* [PROMPT]: Copy each line that contains the string "NUNNS".

* [Dataset entries]:
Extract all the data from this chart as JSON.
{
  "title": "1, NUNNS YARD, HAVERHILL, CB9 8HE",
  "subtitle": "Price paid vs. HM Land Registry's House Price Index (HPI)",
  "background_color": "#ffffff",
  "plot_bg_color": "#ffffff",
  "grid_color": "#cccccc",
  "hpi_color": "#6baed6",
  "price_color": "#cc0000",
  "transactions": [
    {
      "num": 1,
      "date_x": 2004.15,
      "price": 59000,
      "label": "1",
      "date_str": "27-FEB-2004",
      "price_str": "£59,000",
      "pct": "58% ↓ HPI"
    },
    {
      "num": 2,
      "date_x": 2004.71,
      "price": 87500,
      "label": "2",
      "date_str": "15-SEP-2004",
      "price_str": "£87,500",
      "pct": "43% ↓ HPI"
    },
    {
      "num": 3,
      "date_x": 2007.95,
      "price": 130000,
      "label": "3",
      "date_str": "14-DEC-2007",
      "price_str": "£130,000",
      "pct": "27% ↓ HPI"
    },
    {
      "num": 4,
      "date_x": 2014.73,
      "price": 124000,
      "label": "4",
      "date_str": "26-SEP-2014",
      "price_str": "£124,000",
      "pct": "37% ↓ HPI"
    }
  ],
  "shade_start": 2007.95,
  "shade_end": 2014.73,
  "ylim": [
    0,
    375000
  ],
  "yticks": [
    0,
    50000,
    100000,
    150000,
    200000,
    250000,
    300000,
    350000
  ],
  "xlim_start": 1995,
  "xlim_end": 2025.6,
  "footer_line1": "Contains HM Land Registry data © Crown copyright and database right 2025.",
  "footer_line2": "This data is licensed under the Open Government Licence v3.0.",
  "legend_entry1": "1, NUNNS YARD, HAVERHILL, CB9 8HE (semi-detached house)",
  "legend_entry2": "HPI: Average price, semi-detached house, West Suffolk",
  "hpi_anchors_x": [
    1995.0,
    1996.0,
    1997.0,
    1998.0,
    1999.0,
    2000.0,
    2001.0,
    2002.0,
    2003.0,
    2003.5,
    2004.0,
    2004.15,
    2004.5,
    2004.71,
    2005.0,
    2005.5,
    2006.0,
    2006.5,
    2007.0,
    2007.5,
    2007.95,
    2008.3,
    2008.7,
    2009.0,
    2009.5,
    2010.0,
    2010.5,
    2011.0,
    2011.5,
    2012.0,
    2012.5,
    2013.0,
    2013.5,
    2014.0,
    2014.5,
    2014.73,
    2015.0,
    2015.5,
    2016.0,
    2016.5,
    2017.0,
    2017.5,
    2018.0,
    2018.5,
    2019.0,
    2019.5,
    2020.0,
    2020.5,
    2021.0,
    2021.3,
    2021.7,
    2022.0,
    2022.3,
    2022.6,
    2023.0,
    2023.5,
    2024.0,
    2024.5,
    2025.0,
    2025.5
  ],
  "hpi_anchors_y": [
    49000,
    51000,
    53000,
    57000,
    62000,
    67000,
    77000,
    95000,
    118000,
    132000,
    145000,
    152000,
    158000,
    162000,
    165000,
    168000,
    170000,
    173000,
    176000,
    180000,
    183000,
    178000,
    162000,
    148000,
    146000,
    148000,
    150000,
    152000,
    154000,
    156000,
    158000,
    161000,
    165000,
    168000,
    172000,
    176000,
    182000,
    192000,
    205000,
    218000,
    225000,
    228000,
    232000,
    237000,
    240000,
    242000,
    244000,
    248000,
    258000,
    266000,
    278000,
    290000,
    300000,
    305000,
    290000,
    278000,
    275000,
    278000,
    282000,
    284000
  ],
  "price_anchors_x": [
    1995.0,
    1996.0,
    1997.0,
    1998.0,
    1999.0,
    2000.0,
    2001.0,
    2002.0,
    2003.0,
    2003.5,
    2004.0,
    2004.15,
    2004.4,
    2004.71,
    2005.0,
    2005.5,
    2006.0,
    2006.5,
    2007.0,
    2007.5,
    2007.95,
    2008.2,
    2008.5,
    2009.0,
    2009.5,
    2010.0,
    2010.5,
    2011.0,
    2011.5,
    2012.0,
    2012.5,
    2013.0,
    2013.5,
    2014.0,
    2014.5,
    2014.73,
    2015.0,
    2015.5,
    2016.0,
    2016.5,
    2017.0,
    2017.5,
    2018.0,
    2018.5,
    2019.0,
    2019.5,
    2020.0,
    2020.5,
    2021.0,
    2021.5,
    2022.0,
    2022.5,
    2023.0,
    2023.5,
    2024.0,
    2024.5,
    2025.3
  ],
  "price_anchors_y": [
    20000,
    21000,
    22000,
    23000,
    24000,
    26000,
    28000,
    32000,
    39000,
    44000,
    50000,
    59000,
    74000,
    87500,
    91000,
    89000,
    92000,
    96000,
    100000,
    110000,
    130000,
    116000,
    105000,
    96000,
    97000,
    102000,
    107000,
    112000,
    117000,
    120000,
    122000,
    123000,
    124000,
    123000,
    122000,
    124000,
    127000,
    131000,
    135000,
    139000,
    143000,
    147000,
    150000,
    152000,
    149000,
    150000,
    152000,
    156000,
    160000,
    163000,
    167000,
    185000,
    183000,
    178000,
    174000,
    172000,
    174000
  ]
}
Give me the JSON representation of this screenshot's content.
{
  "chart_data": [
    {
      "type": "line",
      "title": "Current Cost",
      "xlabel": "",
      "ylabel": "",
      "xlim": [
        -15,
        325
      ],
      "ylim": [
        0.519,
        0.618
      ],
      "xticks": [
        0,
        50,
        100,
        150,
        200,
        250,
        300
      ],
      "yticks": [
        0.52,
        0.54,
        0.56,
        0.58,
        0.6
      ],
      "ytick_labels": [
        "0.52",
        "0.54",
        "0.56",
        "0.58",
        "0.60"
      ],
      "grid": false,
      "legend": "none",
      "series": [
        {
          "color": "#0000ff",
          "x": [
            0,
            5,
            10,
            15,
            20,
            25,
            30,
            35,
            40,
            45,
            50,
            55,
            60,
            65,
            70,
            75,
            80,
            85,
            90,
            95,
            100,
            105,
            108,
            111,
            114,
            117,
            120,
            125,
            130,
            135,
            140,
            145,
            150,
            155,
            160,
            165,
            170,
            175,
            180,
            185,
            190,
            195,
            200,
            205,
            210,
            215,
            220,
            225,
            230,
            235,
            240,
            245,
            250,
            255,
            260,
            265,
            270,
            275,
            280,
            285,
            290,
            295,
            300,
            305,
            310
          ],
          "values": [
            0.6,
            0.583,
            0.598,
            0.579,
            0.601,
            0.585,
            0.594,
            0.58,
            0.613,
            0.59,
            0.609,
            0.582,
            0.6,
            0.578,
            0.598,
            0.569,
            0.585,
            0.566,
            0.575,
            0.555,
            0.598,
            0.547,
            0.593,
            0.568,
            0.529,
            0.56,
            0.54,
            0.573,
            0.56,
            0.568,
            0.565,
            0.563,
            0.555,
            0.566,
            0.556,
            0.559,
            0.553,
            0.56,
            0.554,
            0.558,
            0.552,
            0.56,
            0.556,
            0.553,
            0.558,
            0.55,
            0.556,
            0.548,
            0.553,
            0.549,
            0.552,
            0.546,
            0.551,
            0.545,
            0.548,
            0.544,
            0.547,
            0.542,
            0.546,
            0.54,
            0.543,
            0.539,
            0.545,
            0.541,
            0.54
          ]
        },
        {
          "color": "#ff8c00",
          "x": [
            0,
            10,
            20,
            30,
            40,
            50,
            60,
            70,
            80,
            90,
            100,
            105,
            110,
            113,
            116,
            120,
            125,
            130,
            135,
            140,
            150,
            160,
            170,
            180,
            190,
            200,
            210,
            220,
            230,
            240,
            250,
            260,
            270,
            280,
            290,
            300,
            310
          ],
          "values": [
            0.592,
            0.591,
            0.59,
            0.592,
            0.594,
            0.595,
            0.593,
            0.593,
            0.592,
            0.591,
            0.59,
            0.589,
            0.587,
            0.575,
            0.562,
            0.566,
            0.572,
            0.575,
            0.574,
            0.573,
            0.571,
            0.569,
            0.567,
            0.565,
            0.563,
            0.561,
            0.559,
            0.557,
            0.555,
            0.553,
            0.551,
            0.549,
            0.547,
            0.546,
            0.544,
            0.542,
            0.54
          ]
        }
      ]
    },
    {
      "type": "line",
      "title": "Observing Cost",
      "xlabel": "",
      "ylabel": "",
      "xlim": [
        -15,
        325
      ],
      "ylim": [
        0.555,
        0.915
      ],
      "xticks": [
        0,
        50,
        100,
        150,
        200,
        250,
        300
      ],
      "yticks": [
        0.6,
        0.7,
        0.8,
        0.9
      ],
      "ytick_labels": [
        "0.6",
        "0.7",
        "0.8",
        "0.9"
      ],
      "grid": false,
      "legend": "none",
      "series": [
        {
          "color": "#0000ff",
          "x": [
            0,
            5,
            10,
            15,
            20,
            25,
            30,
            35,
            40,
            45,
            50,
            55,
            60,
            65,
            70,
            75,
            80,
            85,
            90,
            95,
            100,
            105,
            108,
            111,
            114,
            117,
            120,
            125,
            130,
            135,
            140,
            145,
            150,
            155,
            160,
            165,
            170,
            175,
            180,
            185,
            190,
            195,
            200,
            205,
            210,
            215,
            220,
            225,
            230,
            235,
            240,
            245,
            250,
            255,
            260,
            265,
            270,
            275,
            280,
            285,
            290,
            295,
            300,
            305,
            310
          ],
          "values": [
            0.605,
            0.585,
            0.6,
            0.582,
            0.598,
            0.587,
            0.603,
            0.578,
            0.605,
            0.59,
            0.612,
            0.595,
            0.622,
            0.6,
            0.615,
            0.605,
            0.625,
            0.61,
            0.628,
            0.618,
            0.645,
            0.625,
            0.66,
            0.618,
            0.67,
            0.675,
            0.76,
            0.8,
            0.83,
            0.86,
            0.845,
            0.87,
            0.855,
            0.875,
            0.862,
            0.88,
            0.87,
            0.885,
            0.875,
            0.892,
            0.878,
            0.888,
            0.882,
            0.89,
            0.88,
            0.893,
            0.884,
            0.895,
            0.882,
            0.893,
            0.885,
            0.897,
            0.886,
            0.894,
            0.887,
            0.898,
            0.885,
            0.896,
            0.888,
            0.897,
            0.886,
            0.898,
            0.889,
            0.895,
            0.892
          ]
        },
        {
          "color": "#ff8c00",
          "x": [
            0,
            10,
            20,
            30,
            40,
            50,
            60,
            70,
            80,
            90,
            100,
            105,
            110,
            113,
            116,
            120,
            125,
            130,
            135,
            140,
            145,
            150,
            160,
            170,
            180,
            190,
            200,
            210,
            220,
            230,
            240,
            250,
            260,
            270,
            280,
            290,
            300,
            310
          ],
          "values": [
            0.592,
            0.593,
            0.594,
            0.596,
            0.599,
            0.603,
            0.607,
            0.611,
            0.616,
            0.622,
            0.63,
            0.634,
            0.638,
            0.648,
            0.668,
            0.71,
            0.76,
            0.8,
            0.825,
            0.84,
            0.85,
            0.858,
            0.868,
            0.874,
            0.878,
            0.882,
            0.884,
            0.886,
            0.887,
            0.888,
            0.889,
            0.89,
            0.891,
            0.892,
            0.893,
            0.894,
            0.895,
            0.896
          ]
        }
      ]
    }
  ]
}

* [RESULT BELOW]:
  "title": "1, NUNNS YARD, HAVERHILL, CB9 8HE",
  "legend_entry1": "1, NUNNS YARD, HAVERHILL, CB9 8HE (semi-detached house)",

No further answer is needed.